= AIM OF THE EXERCISE =
Return the lines below that carry the word "products".

Data entries:
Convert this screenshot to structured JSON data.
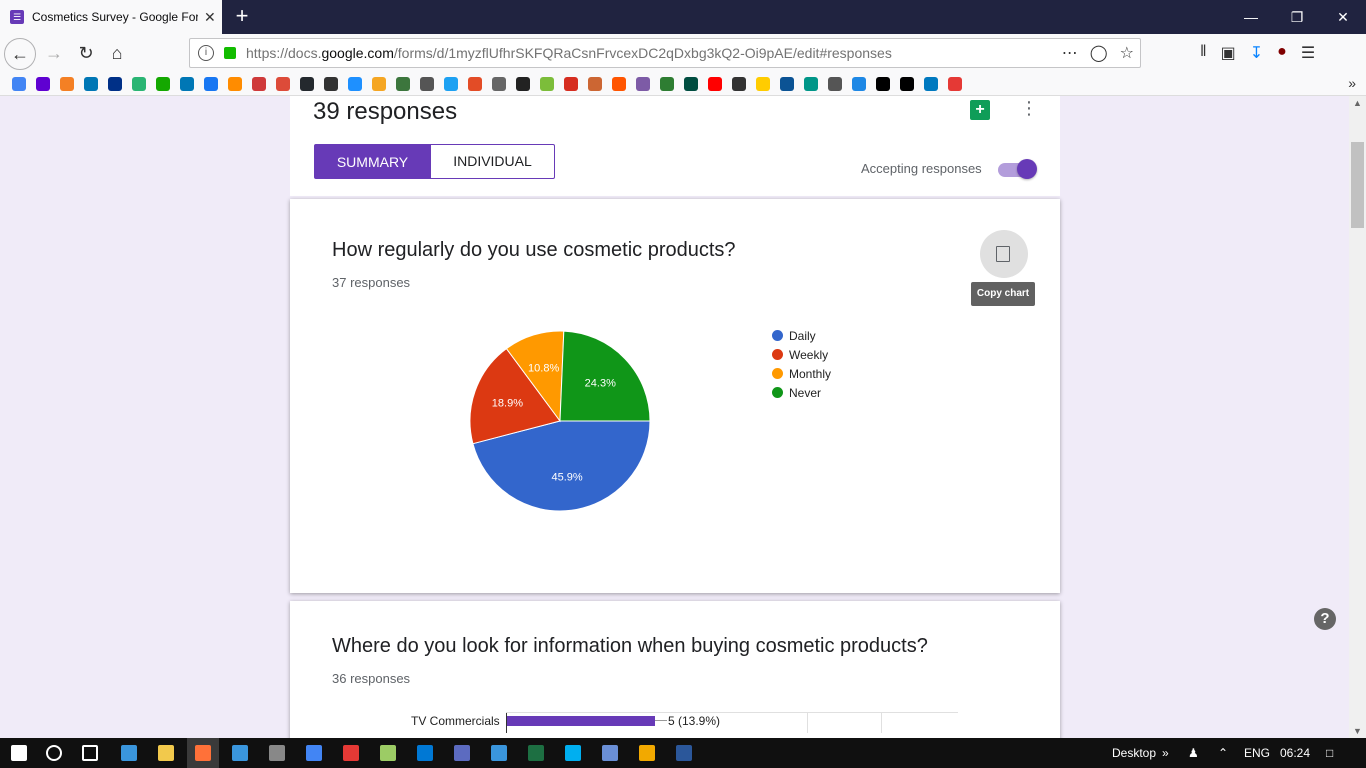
{
  "browser": {
    "tab_title": "Cosmetics Survey - Google Forms",
    "new_tab_symbol": "+",
    "url_prefix": "https://docs.",
    "url_domain": "google.com",
    "url_rest": "/forms/d/1myzflUfhrSKFQRaCsnFrvcexDC2qDxbg3kQ2-Oi9pAE/edit#responses",
    "bookmark_count": 40
  },
  "form": {
    "response_count": "39 responses",
    "tabs": [
      "SUMMARY",
      "INDIVIDUAL"
    ],
    "accepting_label": "Accepting responses",
    "accepting_on": true
  },
  "question1": {
    "title": "How regularly do you use cosmetic products?",
    "responses": "37 responses",
    "copy_tooltip": "Copy chart"
  },
  "chart_data": {
    "type": "pie",
    "categories": [
      "Daily",
      "Weekly",
      "Monthly",
      "Never"
    ],
    "values": [
      45.9,
      18.9,
      10.8,
      24.3
    ],
    "labels": [
      "45.9%",
      "18.9%",
      "10.8%",
      "24.3%"
    ],
    "colors": [
      "#3366cc",
      "#dc3912",
      "#ff9900",
      "#109618"
    ],
    "legend_position": "right"
  },
  "question2": {
    "title": "Where do you look for information when buying cosmetic products?",
    "responses": "36 responses",
    "first_bar_label": "TV Commercials",
    "first_bar_value": "5 (13.9%)",
    "bar_color": "#673ab7"
  },
  "taskbar": {
    "desktop_label": "Desktop",
    "language": "ENG",
    "time": "06:24"
  }
}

= TASK OUTPUT =
    "title": "How regularly do you use cosmetic products?",
    "title": "Where do you look for information when buying cosmetic products?",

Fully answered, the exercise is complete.